Please pull out every line that includes the string "JSON".

** Start **

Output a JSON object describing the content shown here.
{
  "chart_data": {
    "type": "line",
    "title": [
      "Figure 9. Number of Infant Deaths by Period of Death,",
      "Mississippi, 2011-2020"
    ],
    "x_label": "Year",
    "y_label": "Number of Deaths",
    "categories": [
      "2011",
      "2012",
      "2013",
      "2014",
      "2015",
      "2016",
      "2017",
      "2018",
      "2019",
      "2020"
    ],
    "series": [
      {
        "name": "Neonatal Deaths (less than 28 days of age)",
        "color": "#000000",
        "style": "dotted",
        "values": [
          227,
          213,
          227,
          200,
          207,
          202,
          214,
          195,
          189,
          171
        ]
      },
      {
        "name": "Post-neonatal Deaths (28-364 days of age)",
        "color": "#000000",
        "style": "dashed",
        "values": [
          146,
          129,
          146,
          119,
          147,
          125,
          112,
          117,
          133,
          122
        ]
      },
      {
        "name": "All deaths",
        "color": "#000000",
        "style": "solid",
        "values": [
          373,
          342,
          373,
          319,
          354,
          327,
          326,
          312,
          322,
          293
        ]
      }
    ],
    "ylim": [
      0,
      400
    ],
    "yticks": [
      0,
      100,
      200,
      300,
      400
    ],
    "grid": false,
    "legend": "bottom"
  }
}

** End **
** Start **

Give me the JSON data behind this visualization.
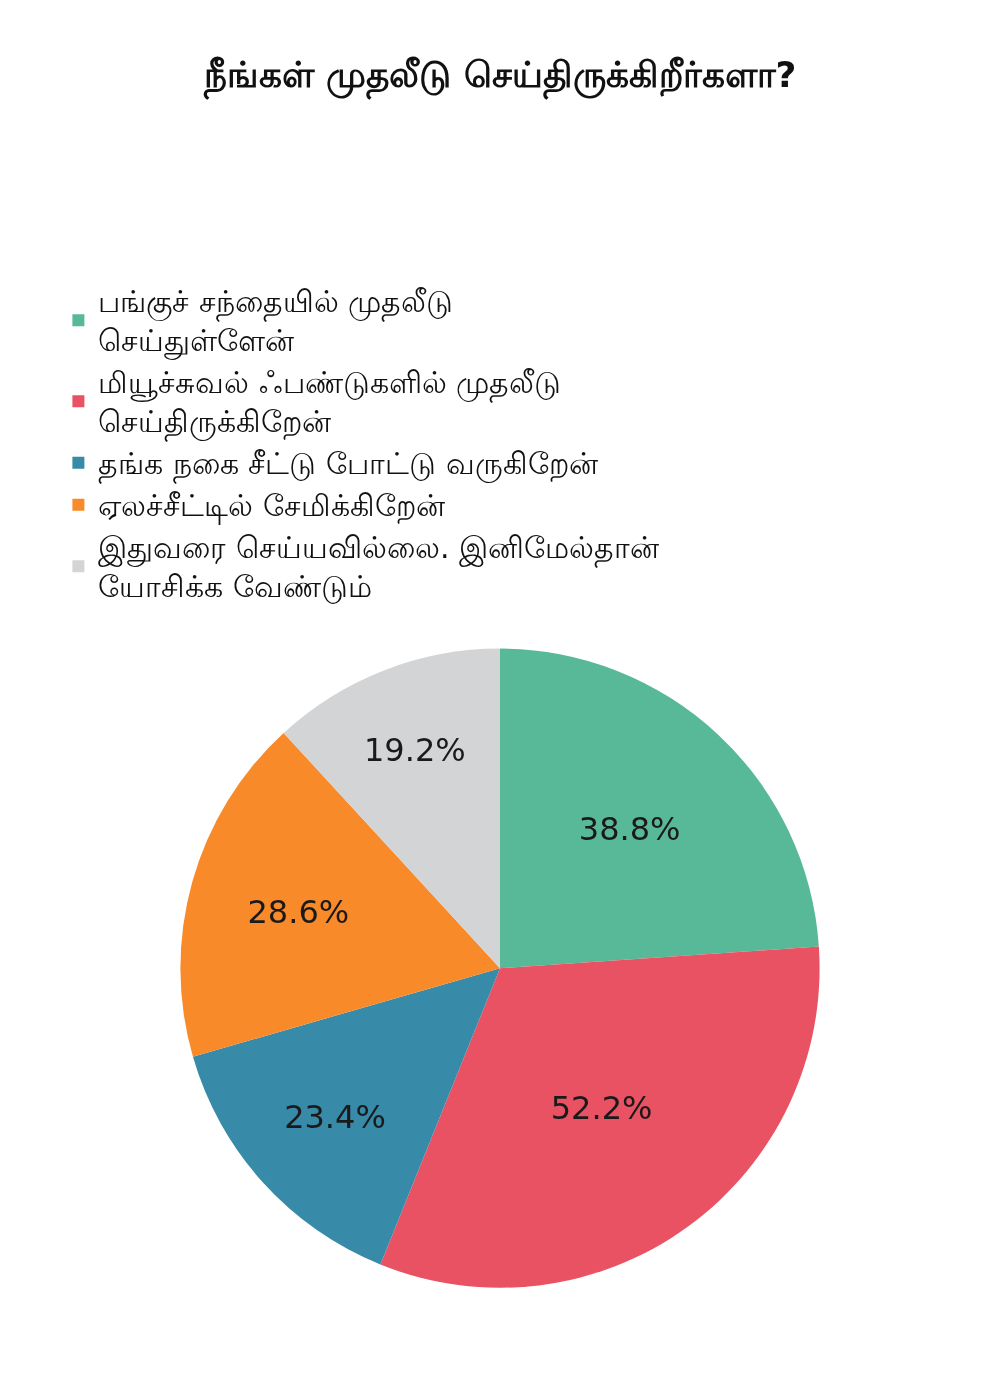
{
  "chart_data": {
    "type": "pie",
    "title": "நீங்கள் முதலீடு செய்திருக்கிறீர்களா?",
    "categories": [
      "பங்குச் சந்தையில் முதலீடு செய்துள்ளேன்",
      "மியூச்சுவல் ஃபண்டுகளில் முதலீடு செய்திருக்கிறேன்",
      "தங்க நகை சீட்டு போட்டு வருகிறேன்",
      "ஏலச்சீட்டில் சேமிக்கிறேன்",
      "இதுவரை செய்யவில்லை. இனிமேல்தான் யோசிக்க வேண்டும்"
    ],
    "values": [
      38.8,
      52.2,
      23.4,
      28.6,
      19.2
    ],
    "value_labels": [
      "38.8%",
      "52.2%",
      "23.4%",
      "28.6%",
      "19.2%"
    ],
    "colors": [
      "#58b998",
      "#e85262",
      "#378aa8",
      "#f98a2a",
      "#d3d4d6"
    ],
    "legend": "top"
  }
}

** End **

### Result below
Output a JSON object describing the content shown here.
Give me the JSON data behind this visualization.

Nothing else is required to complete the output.